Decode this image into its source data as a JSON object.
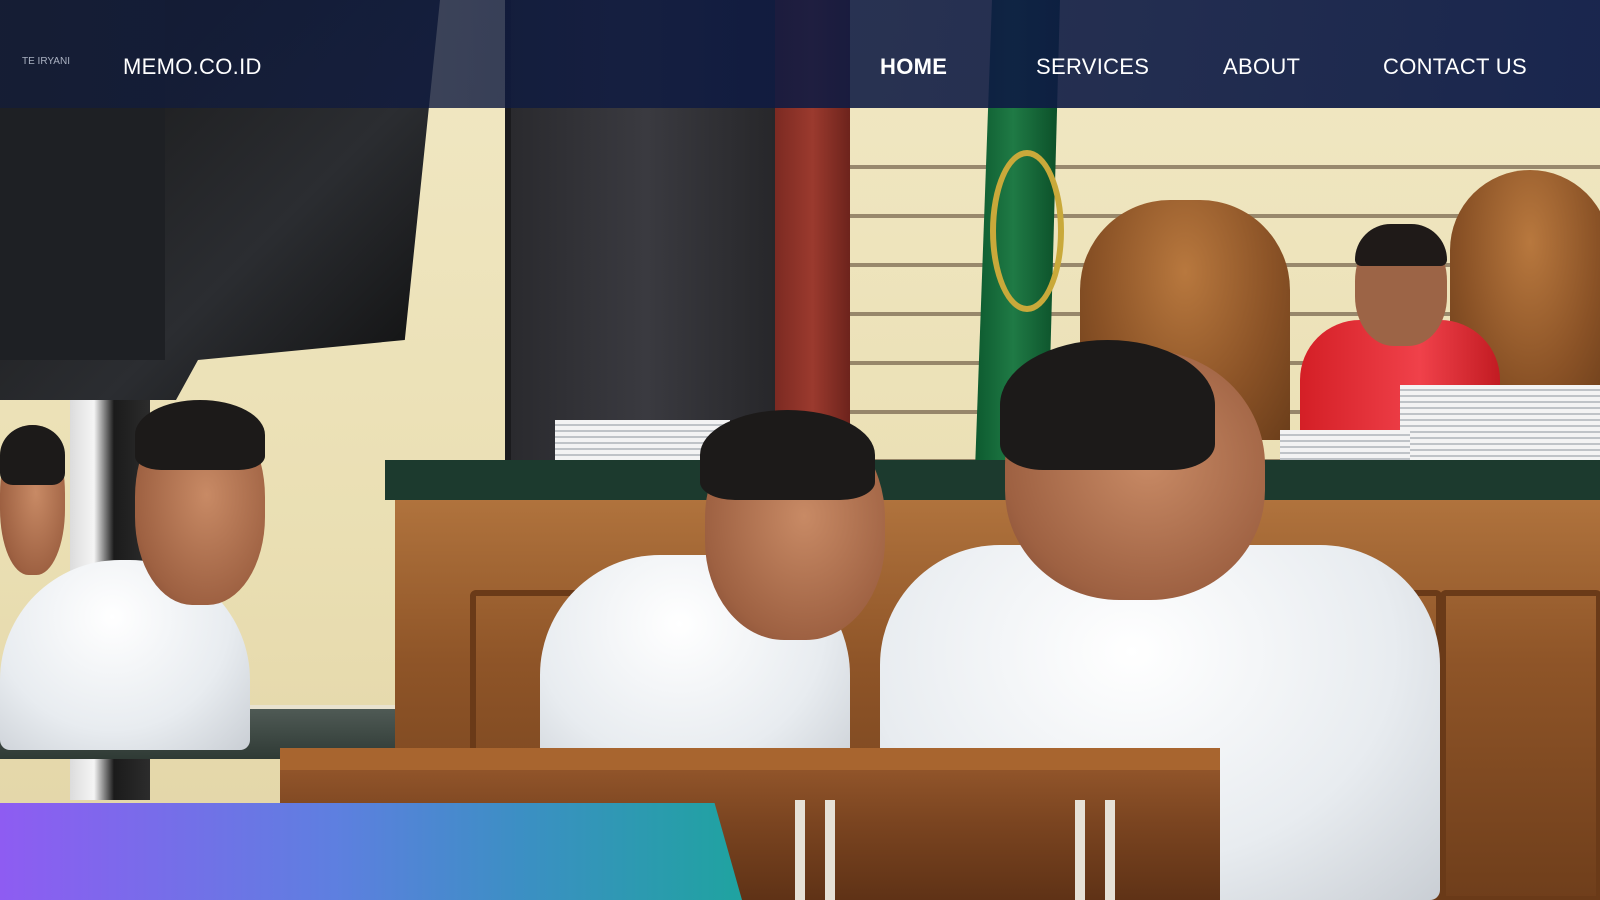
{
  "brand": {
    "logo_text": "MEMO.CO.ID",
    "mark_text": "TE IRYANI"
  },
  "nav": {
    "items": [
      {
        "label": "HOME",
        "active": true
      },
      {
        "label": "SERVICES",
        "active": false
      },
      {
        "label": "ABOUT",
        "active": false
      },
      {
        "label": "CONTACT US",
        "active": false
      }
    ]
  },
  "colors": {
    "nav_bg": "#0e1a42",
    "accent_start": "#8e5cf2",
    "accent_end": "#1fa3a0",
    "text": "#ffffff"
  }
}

--

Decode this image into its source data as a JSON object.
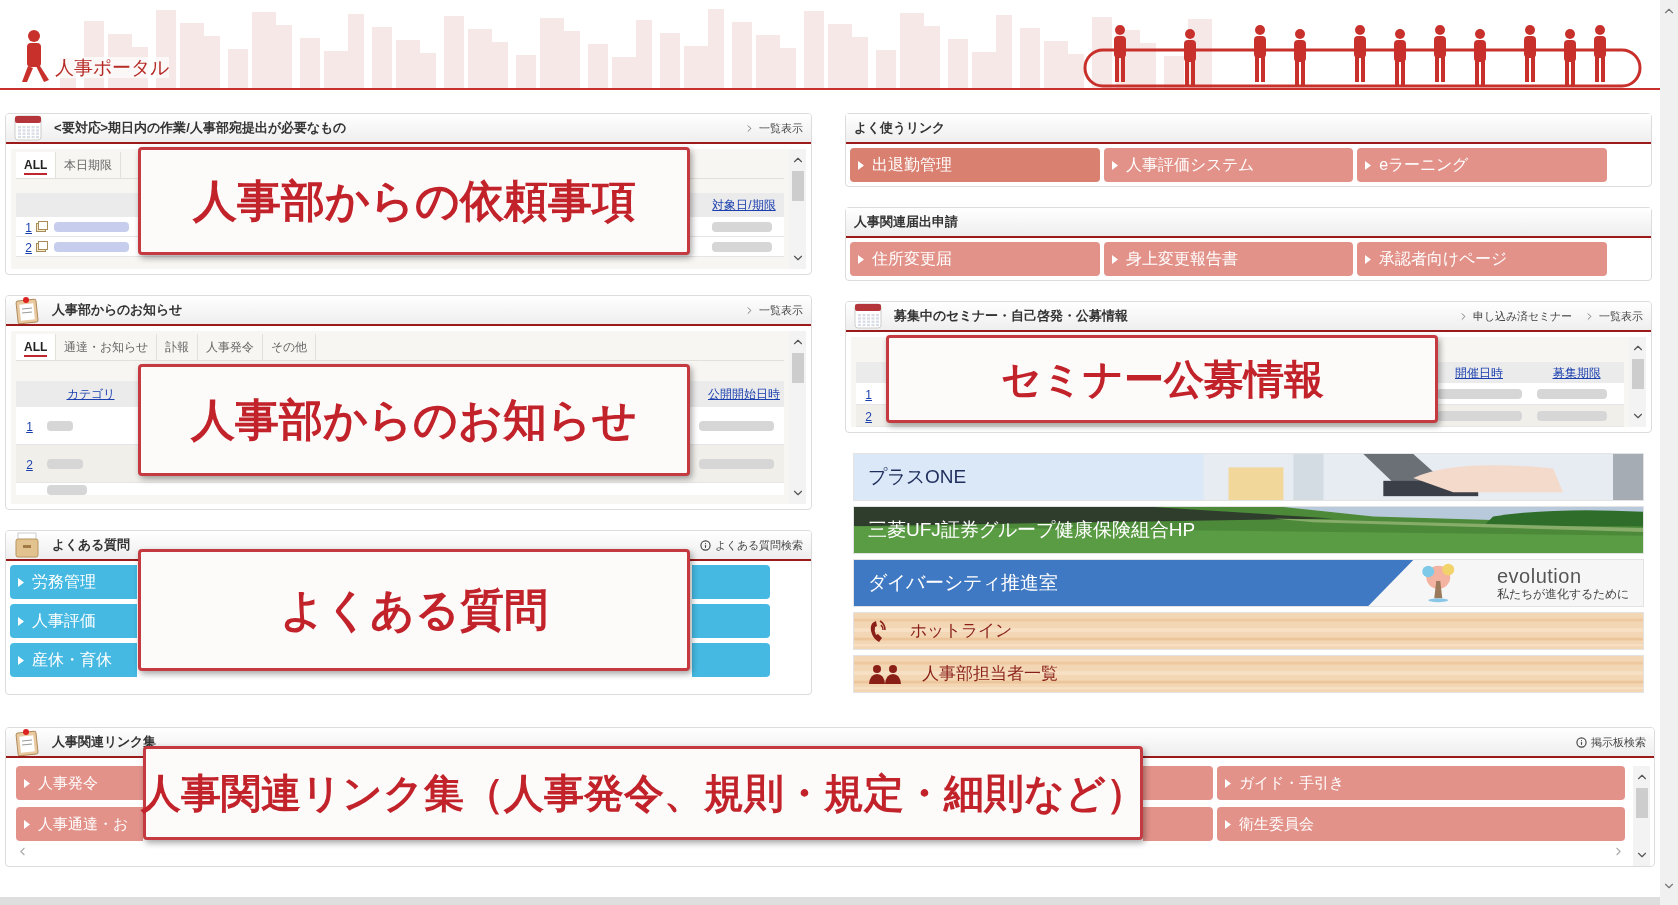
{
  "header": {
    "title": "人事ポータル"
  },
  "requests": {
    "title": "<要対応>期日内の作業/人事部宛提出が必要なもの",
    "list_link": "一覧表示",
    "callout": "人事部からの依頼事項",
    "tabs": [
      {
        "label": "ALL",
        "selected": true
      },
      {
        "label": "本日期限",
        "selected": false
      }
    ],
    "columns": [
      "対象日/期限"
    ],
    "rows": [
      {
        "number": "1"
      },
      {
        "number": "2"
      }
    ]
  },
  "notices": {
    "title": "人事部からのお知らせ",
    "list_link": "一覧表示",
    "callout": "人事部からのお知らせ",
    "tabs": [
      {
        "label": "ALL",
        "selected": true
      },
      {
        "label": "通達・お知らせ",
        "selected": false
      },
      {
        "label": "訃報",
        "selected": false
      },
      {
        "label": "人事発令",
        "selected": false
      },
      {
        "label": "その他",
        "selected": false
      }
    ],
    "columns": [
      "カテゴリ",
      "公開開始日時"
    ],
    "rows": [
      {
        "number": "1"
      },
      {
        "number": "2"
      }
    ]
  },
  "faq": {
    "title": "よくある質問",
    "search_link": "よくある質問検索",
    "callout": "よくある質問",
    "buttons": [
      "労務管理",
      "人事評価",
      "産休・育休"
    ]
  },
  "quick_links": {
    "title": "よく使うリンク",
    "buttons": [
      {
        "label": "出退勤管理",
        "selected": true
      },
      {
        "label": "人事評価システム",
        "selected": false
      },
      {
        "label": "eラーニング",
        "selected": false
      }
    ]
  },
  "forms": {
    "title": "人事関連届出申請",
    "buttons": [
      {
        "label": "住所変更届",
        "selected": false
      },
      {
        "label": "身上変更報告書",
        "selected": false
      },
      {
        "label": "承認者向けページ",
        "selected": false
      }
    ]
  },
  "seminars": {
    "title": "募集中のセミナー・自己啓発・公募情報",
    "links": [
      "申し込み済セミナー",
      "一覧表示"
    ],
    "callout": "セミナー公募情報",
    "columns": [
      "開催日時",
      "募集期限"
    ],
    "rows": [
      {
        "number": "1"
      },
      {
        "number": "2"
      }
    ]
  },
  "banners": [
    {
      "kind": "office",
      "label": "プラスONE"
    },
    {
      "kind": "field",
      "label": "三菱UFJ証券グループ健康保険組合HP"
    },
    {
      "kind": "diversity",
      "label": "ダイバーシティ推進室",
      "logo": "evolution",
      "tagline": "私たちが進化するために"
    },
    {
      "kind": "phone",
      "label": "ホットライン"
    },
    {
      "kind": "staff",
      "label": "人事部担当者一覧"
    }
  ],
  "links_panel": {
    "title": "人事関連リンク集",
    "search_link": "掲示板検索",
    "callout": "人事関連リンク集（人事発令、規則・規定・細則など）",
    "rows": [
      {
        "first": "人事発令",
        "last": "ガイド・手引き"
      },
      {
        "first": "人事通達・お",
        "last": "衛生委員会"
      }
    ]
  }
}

Problem to work on - Gather all lines where the word "kind" appears.

Written solution -
      "kind": "office",
      "kind": "field",
      "kind": "diversity",
      "kind": "phone",
      "kind": "staff",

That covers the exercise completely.